• [DATA PROVIDED]
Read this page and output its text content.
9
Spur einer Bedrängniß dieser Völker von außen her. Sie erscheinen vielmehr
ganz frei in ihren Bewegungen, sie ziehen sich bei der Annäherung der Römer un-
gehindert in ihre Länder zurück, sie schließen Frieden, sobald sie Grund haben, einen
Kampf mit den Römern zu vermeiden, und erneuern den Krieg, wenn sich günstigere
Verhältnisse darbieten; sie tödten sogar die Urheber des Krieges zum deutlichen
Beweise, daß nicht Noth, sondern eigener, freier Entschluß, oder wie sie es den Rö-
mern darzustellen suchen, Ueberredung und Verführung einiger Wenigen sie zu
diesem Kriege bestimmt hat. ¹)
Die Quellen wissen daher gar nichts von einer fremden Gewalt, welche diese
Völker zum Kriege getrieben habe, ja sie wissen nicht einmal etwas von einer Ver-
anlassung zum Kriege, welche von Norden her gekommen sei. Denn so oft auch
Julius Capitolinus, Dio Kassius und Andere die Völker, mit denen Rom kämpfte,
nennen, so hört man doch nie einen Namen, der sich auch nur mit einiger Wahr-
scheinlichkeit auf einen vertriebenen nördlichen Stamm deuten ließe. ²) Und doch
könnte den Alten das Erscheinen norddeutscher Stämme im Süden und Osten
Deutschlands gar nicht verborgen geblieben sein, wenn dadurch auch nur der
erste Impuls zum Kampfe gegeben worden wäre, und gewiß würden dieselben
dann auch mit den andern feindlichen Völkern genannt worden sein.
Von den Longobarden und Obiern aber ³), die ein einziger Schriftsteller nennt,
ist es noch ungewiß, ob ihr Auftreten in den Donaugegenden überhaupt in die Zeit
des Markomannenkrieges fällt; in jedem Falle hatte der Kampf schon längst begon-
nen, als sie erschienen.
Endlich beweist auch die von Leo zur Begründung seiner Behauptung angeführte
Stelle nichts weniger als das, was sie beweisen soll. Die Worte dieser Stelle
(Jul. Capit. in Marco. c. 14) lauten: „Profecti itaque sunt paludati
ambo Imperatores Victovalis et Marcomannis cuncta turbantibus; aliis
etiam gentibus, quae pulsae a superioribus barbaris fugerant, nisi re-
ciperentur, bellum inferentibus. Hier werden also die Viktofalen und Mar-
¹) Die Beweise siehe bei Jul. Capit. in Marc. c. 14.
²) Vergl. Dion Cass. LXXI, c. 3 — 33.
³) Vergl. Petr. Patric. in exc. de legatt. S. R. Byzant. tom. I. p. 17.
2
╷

• [DESCRIPTION OF THE TASK] Say how many lines in the entries contain the string "nichts", and say nothing else.

• [EXERCISE SOLUTION] 2